The exercise asks you to copy every line below in which "Optode" appears.
-------------------------
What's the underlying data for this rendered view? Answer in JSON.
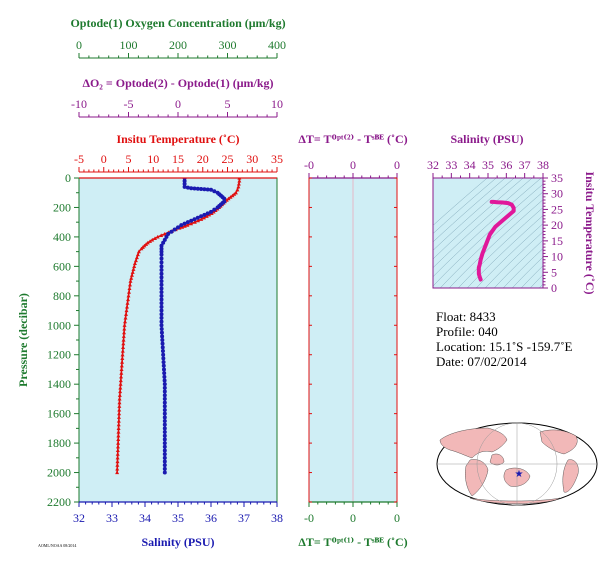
{
  "labels": {
    "oxygen_axis": "Optode(1) Oxygen Concentration (μm/kg)",
    "delta_o2_axis": "ΔO₂ = Optode(2) - Optode(1)    (μm/kg)",
    "temperature_axis": "Insitu Temperature (˚C)",
    "dt_top_axis": "ΔT= Tᴼᵖᵗ⁽²⁾ - Tˢᴮᴱ (˚C)",
    "salinity_inset_axis": "Salinity (PSU)",
    "pressure_axis": "Pressure (decibar)",
    "salinity_bottom_axis": "Salinity (PSU)",
    "dt_bottom_axis": "ΔT= Tᴼᵖᵗ⁽¹⁾ - Tˢᴮᴱ (˚C)",
    "inset_temp_axis": "Insitu Temperature (˚C)",
    "footer_code": "AOML/NOAA 08/2014"
  },
  "info": {
    "float": "Float:  8433",
    "profile": "Profile:  040",
    "location": "Location:  15.1˚S  -159.7˚E",
    "date": "Date:  07/02/2014"
  },
  "colors": {
    "panel_bg": "#cfeef5",
    "oxygen": "#1e7a2e",
    "delta_o2": "#8b1a8b",
    "temperature": "#e01010",
    "salinity": "#1a1ab0",
    "ts_curve": "#e0189a",
    "land": "#f2b8b8"
  },
  "chart_data": [
    {
      "type": "line",
      "name": "profile",
      "y_axis": {
        "label": "Pressure (decibar)",
        "range": [
          2200,
          0
        ],
        "ticks": [
          0,
          200,
          400,
          600,
          800,
          1000,
          1200,
          1400,
          1600,
          1800,
          2000,
          2200
        ]
      },
      "axes": {
        "oxygen": {
          "range": [
            0,
            400
          ],
          "ticks": [
            0,
            100,
            200,
            300,
            400
          ]
        },
        "delta_o2": {
          "range": [
            -10,
            10
          ],
          "ticks": [
            -10,
            -5,
            0,
            5,
            10
          ]
        },
        "temperature": {
          "range": [
            -5,
            35
          ],
          "ticks": [
            -5,
            0,
            5,
            10,
            15,
            20,
            25,
            30,
            35
          ]
        },
        "salinity": {
          "range": [
            32,
            38
          ],
          "ticks": [
            32,
            33,
            34,
            35,
            36,
            37,
            38
          ]
        }
      },
      "series": [
        {
          "axis": "temperature",
          "points": [
            [
              27.4,
              0
            ],
            [
              27.4,
              20
            ],
            [
              27.3,
              40
            ],
            [
              27.2,
              60
            ],
            [
              27.0,
              80
            ],
            [
              26.7,
              100
            ],
            [
              26.0,
              120
            ],
            [
              25.2,
              140
            ],
            [
              24.5,
              160
            ],
            [
              23.9,
              180
            ],
            [
              23.3,
              200
            ],
            [
              22.6,
              220
            ],
            [
              21.8,
              240
            ],
            [
              20.8,
              260
            ],
            [
              19.7,
              280
            ],
            [
              18.4,
              300
            ],
            [
              16.9,
              320
            ],
            [
              15.3,
              340
            ],
            [
              13.8,
              360
            ],
            [
              12.3,
              380
            ],
            [
              10.9,
              400
            ],
            [
              9.8,
              420
            ],
            [
              8.9,
              440
            ],
            [
              8.2,
              460
            ],
            [
              7.6,
              480
            ],
            [
              7.1,
              500
            ],
            [
              6.7,
              540
            ],
            [
              6.3,
              580
            ],
            [
              6.0,
              620
            ],
            [
              5.7,
              660
            ],
            [
              5.4,
              700
            ],
            [
              5.2,
              750
            ],
            [
              5.0,
              800
            ],
            [
              4.8,
              850
            ],
            [
              4.6,
              900
            ],
            [
              4.4,
              950
            ],
            [
              4.2,
              1000
            ],
            [
              4.0,
              1100
            ],
            [
              3.8,
              1200
            ],
            [
              3.6,
              1300
            ],
            [
              3.4,
              1400
            ],
            [
              3.2,
              1500
            ],
            [
              3.1,
              1600
            ],
            [
              3.0,
              1700
            ],
            [
              2.9,
              1800
            ],
            [
              2.8,
              1900
            ],
            [
              2.7,
              2000
            ]
          ]
        },
        {
          "axis": "salinity",
          "points": [
            [
              35.2,
              0
            ],
            [
              35.2,
              40
            ],
            [
              35.2,
              60
            ],
            [
              35.4,
              70
            ],
            [
              35.7,
              75
            ],
            [
              36.0,
              80
            ],
            [
              36.2,
              100
            ],
            [
              36.3,
              120
            ],
            [
              36.4,
              140
            ],
            [
              36.4,
              160
            ],
            [
              36.3,
              180
            ],
            [
              36.2,
              200
            ],
            [
              36.0,
              230
            ],
            [
              35.7,
              260
            ],
            [
              35.4,
              290
            ],
            [
              35.1,
              320
            ],
            [
              34.9,
              350
            ],
            [
              34.7,
              380
            ],
            [
              34.6,
              420
            ],
            [
              34.5,
              460
            ],
            [
              34.5,
              520
            ],
            [
              34.5,
              600
            ],
            [
              34.5,
              800
            ],
            [
              34.5,
              1000
            ],
            [
              34.55,
              1200
            ],
            [
              34.6,
              1400
            ],
            [
              34.6,
              1600
            ],
            [
              34.6,
              1800
            ],
            [
              34.6,
              2000
            ]
          ]
        }
      ]
    },
    {
      "type": "line",
      "name": "delta_t",
      "x_range": [
        -0.5,
        0.5
      ],
      "top_ticks": [
        "-0",
        "0",
        "0"
      ],
      "bottom_ticks": [
        "-0",
        "0",
        "0"
      ],
      "series": []
    },
    {
      "type": "line",
      "name": "ts_diagram",
      "x_axis": {
        "label": "Salinity (PSU)",
        "range": [
          32,
          38
        ],
        "ticks": [
          32,
          33,
          34,
          35,
          36,
          37,
          38
        ]
      },
      "y_axis": {
        "label": "Insitu Temperature (˚C)",
        "range": [
          0,
          35
        ],
        "ticks": [
          0,
          5,
          10,
          15,
          20,
          25,
          30,
          35
        ]
      },
      "series": [
        {
          "points": [
            [
              34.6,
              2.7
            ],
            [
              34.55,
              3.5
            ],
            [
              34.5,
              4.5
            ],
            [
              34.5,
              5.5
            ],
            [
              34.5,
              6.5
            ],
            [
              34.55,
              7.5
            ],
            [
              34.6,
              9
            ],
            [
              34.7,
              11
            ],
            [
              34.9,
              14
            ],
            [
              35.1,
              17
            ],
            [
              35.4,
              19.5
            ],
            [
              35.7,
              21
            ],
            [
              36.0,
              22.5
            ],
            [
              36.2,
              23.5
            ],
            [
              36.4,
              24.5
            ],
            [
              36.4,
              25.5
            ],
            [
              36.3,
              26.5
            ],
            [
              36.1,
              27
            ],
            [
              35.8,
              27.2
            ],
            [
              35.5,
              27.3
            ],
            [
              35.3,
              27.4
            ],
            [
              35.2,
              27.4
            ]
          ]
        }
      ]
    }
  ]
}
-------------------------
Solution to the exercise:
    "oxygen_axis": "Optode(1) Oxygen Concentration (μm/kg)",
    "delta_o2_axis": "ΔO₂ = Optode(2) - Optode(1)    (μm/kg)",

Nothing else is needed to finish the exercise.